• [Задания]:
1. Определите, согласуется ли с предложенным отрывком каждое из утверждений (а), (б), (в):
(а) школа была трехэтажным зданием;
(б) отец рассказчика вел уроки труда в той же школе;
(в) в то время рассказчик уже был пионером.
Ответьте «да» или «нет» и приведите дословно те слова отрывка, которые это решают.
2. Ответьте по предложенному отрывку на вопросы (а), (б), (в), обозначив ответы так же:
(а) Как звали первую учительницу?
(б) В каком месте стоял бюст?
(в) Что отец сделал с «Родной речью»?
3. Обновите часть предложенного отрывка, начиная со слов «И вдруг!!! Она» и далее вплоть до слов «и Звездой Героя.», поставив «в марте» вместо «в апреле».

Школа... Она и сейчас на улице Журова. Деревянная, скрипучая, милая. Знакомая по сучкам на дереве чердака. Знакомая запахом чего-то казенного и человеческого, нечистого. Двухэтажное здание. Туалет — засыпанные хлоркой длинные доски с отверстиями «очков». Это место было клубом детей. Здесь мы соревновались, кто выше сикнет, здесь дрались, курили, здесь показывали запретное.
Наша правильная первая учительница Анастасия Матвеевна, с пучком на затылке, с портфелем...
И вдруг!!! Она вошла в класс и сказала: «Дети! Сталин — враг народа!»
Конечно, все мы знали товарища Сталина. Я мечтал о трехколесном велосипеде, но родители не могли купить (а может, не считали нужным это сделать). Помню снижение цен в апреле, и я, ребенок, чувствовал: вот! вот! Еще немного, и у меня будет велосипед! И за этим, я знал, стоит товарищ Сталин!
Когда учительница сказала про врага и добавила что-то (не помню что), я (и не я один) открыл «Родную речь», где был потрет Сталина анфас — такой красивый, в мундире, с орденом Победы и Звездой Героя.
Конечно, мы любили дедушку Ленина, но это был дедушка такой, ну, просто хотелось сесть на колени. Пусть поругает, но это же дедушка...
Товарищ Сталин для меня, для ребенка, для всех (я это видел) больше, чем папа, больше, чем дядя Степа... Это — Товарищ Сталин!
Тем не менее, открыв страницу, я начал методически тыкать пером в портрет, стараясь попасть в глаза
вождю. Может быть, я идиот? Нет (подтверждаю), все делали подобное. Кто-то обливал чернилами из «непроливашки», кто-то рвал книгу...
Звонок. Перемена. Как всегда, все в коридор — бегать. Но в этот раз все бегали в сторону метрового бюста. Бюст находился в конце коридора, и когда проводились линейки, то около него стояла старшая пионервожатая и пионеры (я еще им не был), отдавали ей и бюсту «салют», то есть это место было святое.
Кто-то плюнул первый, и мы, бегая, походя, тоже плевали.
Со мной учился Шурик Боков. Его брат (старше года на два) пошел дальше. Он стащил бюст в туалет, отбил голову и вставил ее в «очко». Голова не проходила, и так как она была пустая внутри, то видно было, как в моче плавали фекалии. Каждый ребенок безо всякого зла считал, что надо сикнуть.
Я явился домой и радостно (откуда радость — не знаю) сообщил отцу, что Сталин — враг народа!
Отец переменился в лице. Гнев, неприятие, страх (дедушка был репрессирован) — я не могу точно сказать, что двигало им. Он отобрал и спрятал «Родную речь» и запретил мне говорить.
Интересно, что отец был учителем по труду в этой же школе, и как до учителей доводились директивы партии — непонятно.
Это был урок любви к «отеческим гробам». Жестокий урок со стороны взрослых, но так переписывалась страшная история.

• [Представленный материал]:
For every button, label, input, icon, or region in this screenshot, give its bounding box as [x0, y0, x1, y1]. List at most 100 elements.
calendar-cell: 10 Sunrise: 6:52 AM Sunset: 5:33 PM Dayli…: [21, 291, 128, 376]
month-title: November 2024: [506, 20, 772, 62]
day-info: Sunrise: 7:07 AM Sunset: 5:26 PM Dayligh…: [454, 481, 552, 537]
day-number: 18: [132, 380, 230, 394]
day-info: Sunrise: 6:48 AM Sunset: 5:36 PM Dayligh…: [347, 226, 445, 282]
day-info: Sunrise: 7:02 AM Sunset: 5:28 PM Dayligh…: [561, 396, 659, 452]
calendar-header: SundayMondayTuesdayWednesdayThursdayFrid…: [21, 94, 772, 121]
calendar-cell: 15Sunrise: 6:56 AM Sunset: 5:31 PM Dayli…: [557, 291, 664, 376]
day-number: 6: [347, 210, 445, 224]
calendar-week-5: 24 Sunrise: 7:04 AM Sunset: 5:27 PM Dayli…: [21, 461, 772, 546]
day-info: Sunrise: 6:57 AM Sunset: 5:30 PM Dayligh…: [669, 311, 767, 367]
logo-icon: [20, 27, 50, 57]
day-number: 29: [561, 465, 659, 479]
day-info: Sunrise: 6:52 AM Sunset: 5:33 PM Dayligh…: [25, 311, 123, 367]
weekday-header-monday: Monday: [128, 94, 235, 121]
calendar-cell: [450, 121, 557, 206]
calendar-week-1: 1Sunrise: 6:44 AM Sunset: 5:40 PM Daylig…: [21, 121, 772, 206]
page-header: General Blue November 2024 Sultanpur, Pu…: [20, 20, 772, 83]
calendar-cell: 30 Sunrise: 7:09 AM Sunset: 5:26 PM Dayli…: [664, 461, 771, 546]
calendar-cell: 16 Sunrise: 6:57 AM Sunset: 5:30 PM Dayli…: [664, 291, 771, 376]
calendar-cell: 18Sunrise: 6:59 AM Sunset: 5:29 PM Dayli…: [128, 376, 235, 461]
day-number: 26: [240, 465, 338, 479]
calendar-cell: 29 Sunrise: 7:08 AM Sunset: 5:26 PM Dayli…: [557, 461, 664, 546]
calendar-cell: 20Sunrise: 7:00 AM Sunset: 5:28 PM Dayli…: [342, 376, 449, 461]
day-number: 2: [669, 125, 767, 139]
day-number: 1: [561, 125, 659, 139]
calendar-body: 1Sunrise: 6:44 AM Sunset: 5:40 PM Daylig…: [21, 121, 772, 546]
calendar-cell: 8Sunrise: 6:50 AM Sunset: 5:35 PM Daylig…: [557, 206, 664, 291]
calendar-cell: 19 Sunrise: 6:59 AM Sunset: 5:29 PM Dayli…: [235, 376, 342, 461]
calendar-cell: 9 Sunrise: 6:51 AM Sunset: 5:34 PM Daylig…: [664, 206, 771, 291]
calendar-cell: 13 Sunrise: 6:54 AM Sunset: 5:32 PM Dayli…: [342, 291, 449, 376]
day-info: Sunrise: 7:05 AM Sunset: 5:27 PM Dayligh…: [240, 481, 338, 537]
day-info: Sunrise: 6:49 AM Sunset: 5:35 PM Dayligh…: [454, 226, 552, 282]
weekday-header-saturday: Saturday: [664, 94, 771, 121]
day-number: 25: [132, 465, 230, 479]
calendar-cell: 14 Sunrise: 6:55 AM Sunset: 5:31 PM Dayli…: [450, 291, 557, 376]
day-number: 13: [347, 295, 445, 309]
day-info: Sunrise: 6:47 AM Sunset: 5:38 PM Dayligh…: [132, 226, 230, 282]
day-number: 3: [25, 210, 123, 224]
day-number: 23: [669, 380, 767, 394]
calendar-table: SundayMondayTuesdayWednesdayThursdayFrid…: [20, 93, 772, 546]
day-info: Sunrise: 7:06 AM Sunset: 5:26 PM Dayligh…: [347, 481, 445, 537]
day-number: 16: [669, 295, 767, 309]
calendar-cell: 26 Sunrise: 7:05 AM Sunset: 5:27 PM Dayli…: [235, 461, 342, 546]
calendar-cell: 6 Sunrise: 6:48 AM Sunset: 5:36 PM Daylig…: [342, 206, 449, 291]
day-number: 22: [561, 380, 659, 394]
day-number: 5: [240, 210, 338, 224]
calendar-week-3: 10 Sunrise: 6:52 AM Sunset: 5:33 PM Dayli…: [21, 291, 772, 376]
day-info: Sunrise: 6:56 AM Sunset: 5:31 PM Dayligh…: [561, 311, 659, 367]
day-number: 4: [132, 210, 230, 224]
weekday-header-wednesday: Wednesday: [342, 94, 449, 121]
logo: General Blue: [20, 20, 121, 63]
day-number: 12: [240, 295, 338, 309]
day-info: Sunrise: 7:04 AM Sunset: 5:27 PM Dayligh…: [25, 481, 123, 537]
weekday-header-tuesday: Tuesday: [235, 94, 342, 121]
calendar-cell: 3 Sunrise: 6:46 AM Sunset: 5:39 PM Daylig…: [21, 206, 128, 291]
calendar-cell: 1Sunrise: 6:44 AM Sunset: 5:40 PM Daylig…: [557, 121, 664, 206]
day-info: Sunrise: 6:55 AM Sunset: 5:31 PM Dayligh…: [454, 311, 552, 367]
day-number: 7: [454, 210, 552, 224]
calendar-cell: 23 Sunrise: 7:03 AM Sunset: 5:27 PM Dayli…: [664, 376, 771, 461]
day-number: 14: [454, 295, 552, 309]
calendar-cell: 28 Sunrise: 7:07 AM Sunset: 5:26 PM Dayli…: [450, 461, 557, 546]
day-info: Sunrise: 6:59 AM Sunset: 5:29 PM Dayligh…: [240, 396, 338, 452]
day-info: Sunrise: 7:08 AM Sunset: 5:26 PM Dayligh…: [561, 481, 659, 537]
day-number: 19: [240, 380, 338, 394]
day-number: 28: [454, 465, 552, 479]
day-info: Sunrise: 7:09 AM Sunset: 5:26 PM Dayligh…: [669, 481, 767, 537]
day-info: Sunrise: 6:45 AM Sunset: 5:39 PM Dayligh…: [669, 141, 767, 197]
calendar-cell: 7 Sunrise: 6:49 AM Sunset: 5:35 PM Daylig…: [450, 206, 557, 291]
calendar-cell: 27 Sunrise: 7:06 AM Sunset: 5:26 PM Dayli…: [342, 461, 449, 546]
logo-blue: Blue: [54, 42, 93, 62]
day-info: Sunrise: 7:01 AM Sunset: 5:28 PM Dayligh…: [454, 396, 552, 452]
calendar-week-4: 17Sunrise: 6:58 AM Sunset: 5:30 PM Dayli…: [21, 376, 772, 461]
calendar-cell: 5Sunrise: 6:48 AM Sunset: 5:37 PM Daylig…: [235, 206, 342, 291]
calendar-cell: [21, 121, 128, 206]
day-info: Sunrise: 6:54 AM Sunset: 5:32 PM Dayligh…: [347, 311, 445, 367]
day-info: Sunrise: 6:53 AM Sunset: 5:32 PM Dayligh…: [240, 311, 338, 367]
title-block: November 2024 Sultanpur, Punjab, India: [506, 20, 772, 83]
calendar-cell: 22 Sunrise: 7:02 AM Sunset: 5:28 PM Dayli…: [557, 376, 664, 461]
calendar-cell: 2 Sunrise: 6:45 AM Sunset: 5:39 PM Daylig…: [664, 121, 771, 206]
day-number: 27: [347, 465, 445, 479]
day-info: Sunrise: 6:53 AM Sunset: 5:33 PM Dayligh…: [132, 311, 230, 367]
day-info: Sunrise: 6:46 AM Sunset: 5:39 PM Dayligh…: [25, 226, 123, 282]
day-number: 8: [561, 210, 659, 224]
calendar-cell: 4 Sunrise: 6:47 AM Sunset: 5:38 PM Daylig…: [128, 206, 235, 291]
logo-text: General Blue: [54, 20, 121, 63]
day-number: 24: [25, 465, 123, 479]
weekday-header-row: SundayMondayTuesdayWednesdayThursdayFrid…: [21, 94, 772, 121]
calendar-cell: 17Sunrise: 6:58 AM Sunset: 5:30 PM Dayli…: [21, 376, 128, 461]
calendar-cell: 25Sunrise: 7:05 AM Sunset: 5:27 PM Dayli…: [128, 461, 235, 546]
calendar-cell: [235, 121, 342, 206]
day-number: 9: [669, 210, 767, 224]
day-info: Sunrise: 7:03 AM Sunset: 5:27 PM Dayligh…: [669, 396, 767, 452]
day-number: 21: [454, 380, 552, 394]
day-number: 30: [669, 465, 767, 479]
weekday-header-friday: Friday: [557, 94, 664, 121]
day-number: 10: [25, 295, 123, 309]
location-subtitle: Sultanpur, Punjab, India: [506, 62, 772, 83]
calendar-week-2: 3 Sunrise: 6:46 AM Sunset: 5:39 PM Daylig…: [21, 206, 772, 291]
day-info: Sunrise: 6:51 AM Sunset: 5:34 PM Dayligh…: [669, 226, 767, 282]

• [Результаты выполнения]:
1.
(а) Нет: «Двухэтажное здание».
(б) Да: «отец был учителем по труду в этой же школе».
(в) Нет: «пионеры (я еще им не был)».

2.
(а) Анастасия Матвеевна.
(б) В конце коридора.
(в) Отобрал и спрятал.

3.
И вдруг!!! Она вошла в класс и сказала: «Дети! Сталин — враг народа!»
Конечно, все мы знали товарища Сталина. Я мечтал о трехколесном велосипеде, но родители не могли купить (а может, не считали нужным это сделать). Помню снижение цен в марте, и я, ребенок, чувствовал: вот! вот! Еще немного, и у меня будет велосипед! И за этим, я знал, стоит товарищ Сталин!
Когда учительница сказала про врага и добавила что-то (не помню что), я (и не я один) открыл «Родную речь», где был потрет Сталина анфас — такой красивый, в мундире, с орденом Победы и Звездой Героя.